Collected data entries
#####
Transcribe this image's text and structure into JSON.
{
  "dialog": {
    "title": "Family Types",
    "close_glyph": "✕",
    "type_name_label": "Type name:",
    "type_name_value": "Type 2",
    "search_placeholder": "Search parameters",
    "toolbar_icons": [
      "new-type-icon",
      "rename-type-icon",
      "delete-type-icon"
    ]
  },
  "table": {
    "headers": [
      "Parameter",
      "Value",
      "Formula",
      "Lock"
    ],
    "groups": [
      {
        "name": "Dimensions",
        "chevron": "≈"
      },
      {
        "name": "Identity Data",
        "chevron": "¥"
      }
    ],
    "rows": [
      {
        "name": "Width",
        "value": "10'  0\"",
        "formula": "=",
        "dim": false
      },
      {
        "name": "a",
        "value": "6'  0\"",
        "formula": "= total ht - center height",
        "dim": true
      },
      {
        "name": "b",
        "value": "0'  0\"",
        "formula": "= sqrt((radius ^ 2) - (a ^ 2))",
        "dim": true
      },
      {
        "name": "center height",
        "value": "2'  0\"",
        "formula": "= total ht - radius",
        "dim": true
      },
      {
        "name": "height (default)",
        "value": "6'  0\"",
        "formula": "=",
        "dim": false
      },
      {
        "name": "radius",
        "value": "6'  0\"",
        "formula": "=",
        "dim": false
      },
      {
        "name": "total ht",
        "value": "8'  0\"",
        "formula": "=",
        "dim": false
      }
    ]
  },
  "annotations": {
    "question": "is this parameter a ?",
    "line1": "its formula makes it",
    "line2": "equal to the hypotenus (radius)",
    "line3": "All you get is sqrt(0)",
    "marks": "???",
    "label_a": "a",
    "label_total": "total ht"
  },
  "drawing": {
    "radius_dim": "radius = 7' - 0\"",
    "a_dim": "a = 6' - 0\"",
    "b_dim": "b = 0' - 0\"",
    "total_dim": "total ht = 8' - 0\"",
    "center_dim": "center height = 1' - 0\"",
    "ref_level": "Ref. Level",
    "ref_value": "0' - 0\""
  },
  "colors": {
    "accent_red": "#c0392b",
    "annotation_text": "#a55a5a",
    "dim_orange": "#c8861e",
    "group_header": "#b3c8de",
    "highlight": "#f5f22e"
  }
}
#####
Could you transcribe the records in full, exactly?

# EXERCISE SOLUTION
Transcribe this image's text and structure into JSON.
{
  "dialog": {
    "title": "Family Types",
    "close_glyph": "✕",
    "type_name_label": "Type name:",
    "type_name_value": "Type 2",
    "search_placeholder": "Search parameters",
    "toolbar_icons": [
      "new-type-icon",
      "rename-type-icon",
      "delete-type-icon"
    ]
  },
  "table": {
    "headers": [
      "Parameter",
      "Value",
      "Formula",
      "Lock"
    ],
    "groups": [
      {
        "name": "Dimensions",
        "chevron": "≈"
      },
      {
        "name": "Identity Data",
        "chevron": "¥"
      }
    ],
    "rows": [
      {
        "name": "Width",
        "value": "10'  0\"",
        "formula": "=",
        "dim": false
      },
      {
        "name": "a",
        "value": "6'  0\"",
        "formula": "= total ht - center height",
        "dim": true
      },
      {
        "name": "b",
        "value": "0'  0\"",
        "formula": "= sqrt((radius ^ 2) - (a ^ 2))",
        "dim": true
      },
      {
        "name": "center height",
        "value": "2'  0\"",
        "formula": "= total ht - radius",
        "dim": true
      },
      {
        "name": "height (default)",
        "value": "6'  0\"",
        "formula": "=",
        "dim": false
      },
      {
        "name": "radius",
        "value": "6'  0\"",
        "formula": "=",
        "dim": false
      },
      {
        "name": "total ht",
        "value": "8'  0\"",
        "formula": "=",
        "dim": false
      }
    ]
  },
  "annotations": {
    "question": "is this parameter a ?",
    "line1": "its formula makes it",
    "line2": "equal to the hypotenus (radius)",
    "line3": "All you get is sqrt(0)",
    "marks": "???",
    "label_a": "a",
    "label_total": "total ht"
  },
  "drawing": {
    "radius_dim": "radius = 7' - 0\"",
    "a_dim": "a = 6' - 0\"",
    "b_dim": "b = 0' - 0\"",
    "total_dim": "total ht = 8' - 0\"",
    "center_dim": "center height = 1' - 0\"",
    "ref_level": "Ref. Level",
    "ref_value": "0' - 0\""
  },
  "colors": {
    "accent_red": "#c0392b",
    "annotation_text": "#a55a5a",
    "dim_orange": "#c8861e",
    "group_header": "#b3c8de",
    "highlight": "#f5f22e"
  }
}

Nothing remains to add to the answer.